### PROVIDED MATERIAL
** Begin **
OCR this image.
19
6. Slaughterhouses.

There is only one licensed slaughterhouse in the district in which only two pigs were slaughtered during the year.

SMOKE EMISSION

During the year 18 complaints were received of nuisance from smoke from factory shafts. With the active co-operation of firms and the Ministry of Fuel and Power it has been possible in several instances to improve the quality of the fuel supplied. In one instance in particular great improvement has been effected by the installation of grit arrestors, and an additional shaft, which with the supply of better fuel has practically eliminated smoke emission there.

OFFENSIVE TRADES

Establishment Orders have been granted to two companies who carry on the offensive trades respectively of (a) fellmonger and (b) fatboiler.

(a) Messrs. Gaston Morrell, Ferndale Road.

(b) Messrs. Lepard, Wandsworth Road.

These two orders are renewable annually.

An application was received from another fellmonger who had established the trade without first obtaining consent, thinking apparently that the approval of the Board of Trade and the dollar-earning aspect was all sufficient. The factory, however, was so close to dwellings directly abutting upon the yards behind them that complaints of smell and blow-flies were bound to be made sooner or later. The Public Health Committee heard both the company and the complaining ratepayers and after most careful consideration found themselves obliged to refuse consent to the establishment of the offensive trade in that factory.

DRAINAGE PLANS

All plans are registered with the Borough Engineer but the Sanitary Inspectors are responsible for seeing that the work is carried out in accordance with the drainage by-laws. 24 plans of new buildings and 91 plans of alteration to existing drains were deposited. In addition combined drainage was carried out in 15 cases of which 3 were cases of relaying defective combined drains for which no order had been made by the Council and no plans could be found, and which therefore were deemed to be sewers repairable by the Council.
** End **
### WHAT YOU SHOULD DO
Find the word "year" in the data and show each line that holds it.

### EXERCISE ANSWER
There is only one licensed slaughterhouse in the district in which only two pigs were slaughtered during the year.
During the year 18 complaints were received of nuisance from smoke from factory shafts. With the active co-operation of firms and the Ministry of Fuel and Power it has been possible in several instances to improve the quality of the fuel supplied. In one instance in particular great improvement has been effected by the installation of grit arrestors, and an additional shaft, which with the supply of better fuel has practically eliminated smoke emission there.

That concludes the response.